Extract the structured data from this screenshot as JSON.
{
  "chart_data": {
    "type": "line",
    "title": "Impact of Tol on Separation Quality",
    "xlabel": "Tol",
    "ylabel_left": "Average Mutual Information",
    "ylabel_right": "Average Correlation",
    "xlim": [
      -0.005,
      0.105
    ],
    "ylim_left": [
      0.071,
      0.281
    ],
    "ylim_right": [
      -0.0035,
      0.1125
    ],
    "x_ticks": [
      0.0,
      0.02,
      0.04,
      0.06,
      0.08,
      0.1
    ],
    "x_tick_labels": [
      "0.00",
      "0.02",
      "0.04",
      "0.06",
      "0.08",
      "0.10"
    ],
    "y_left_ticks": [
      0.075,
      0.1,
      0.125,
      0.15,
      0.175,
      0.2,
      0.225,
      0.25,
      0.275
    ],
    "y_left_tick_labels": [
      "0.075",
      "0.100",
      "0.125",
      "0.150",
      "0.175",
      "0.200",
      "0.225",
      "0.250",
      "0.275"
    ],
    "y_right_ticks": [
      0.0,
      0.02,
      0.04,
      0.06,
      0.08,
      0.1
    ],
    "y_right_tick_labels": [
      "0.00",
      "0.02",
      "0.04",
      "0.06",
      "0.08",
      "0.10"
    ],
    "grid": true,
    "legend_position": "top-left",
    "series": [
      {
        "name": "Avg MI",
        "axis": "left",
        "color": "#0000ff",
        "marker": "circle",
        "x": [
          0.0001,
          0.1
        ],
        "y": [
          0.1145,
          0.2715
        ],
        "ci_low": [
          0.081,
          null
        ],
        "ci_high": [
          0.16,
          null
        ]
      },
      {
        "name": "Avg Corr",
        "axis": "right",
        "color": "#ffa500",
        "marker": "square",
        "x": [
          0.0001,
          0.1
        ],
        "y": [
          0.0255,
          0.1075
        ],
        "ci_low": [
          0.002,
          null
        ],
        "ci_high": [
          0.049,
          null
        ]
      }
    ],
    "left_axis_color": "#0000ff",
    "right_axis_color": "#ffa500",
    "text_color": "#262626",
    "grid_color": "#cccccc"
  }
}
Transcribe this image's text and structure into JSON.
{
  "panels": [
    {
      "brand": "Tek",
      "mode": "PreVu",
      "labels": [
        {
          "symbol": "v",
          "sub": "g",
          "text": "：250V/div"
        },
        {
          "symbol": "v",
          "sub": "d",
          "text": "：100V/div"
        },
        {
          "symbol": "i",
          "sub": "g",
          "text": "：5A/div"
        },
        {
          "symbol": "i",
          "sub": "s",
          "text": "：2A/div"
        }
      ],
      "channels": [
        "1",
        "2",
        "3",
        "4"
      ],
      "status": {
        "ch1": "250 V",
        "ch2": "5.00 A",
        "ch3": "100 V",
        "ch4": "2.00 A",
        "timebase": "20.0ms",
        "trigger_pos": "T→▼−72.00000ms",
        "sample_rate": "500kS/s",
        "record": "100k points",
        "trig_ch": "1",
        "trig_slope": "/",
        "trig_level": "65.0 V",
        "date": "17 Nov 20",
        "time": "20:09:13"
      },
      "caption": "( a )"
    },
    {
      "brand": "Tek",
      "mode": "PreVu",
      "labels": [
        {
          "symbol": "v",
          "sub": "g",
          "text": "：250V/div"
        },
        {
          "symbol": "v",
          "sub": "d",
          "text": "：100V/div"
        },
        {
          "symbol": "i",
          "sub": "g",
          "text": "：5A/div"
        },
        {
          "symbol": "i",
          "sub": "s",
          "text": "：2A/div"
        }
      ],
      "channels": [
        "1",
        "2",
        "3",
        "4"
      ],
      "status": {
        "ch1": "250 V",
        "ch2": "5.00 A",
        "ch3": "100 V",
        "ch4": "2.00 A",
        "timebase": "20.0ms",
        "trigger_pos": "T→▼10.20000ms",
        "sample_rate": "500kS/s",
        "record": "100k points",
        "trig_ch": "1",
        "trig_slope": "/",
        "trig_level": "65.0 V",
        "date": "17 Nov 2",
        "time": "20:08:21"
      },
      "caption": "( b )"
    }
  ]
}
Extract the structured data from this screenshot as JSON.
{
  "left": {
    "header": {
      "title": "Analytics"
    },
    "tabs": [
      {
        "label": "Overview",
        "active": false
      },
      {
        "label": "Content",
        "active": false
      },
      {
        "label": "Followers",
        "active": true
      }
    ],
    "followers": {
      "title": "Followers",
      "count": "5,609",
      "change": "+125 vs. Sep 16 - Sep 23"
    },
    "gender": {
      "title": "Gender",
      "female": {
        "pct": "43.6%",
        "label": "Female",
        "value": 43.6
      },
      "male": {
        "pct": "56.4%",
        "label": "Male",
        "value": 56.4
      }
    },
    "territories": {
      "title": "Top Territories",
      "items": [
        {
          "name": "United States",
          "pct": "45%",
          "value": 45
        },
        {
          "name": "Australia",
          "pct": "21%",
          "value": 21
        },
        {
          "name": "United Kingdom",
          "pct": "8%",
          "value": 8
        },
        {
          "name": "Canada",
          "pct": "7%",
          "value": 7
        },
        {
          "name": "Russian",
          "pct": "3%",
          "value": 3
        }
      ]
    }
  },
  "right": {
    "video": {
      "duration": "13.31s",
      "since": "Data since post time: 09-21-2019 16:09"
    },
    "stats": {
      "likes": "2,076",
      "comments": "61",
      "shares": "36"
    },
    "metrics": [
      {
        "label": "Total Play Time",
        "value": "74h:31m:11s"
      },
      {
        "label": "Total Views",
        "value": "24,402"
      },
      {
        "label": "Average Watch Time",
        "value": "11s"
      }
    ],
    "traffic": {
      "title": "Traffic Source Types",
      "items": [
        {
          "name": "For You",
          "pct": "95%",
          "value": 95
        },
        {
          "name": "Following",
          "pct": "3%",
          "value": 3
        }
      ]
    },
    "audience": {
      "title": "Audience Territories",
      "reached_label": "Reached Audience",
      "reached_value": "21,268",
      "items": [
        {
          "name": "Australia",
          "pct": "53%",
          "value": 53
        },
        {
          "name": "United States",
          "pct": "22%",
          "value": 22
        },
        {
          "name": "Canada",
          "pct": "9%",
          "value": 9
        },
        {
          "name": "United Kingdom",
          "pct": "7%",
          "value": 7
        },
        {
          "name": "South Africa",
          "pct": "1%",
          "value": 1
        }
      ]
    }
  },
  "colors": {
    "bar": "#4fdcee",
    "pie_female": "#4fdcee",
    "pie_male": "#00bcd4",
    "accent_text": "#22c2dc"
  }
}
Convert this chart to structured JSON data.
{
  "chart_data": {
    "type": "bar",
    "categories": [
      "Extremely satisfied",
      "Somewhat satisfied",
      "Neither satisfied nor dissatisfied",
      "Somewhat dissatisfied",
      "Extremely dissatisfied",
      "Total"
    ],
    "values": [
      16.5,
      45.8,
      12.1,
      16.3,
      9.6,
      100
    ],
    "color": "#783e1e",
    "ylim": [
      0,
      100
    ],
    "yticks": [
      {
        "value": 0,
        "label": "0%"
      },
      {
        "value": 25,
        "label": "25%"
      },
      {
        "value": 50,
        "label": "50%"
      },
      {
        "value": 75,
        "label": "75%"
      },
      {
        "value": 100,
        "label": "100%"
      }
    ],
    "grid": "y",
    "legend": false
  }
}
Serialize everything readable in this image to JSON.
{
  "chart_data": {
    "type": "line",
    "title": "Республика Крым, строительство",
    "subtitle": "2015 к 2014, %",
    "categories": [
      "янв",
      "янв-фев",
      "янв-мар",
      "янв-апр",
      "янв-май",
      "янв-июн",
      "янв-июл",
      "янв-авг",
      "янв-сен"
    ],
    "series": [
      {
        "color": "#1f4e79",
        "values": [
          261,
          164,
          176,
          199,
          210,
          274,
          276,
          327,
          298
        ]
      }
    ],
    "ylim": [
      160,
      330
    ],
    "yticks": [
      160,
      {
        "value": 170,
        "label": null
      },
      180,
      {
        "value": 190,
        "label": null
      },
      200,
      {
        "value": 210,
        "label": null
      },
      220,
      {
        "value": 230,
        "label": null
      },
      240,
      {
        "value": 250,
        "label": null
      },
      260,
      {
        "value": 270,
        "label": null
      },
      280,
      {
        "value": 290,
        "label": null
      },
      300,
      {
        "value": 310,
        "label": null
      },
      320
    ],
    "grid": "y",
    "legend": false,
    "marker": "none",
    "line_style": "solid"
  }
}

# # # # # # #

__Work to complete__. Reproduce only the lines running from the one that contains "Serialize everything readable" to the last line of the records.

__Finished task__.
Serialize everything readable in this image to JSON.
{
  "chart_data": {
    "type": "line",
    "title": "Республика Крым, строительство",
    "subtitle": "2015 к 2014, %",
    "categories": [
      "янв",
      "янв-фев",
      "янв-мар",
      "янв-апр",
      "янв-май",
      "янв-июн",
      "янв-июл",
      "янв-авг",
      "янв-сен"
    ],
    "series": [
      {
        "color": "#1f4e79",
        "values": [
          261,
          164,
          176,
          199,
          210,
          274,
          276,
          327,
          298
        ]
      }
    ],
    "ylim": [
      160,
      330
    ],
    "yticks": [
      160,
      {
        "value": 170,
        "label": null
      },
      180,
      {
        "value": 190,
        "label": null
      },
      200,
      {
        "value": 210,
        "label": null
      },
      220,
      {
        "value": 230,
        "label": null
      },
      240,
      {
        "value": 250,
        "label": null
      },
      260,
      {
        "value": 270,
        "label": null
      },
      280,
      {
        "value": 290,
        "label": null
      },
      300,
      {
        "value": 310,
        "label": null
      },
      320
    ],
    "grid": "y",
    "legend": false,
    "marker": "none",
    "line_style": "solid"
  }
}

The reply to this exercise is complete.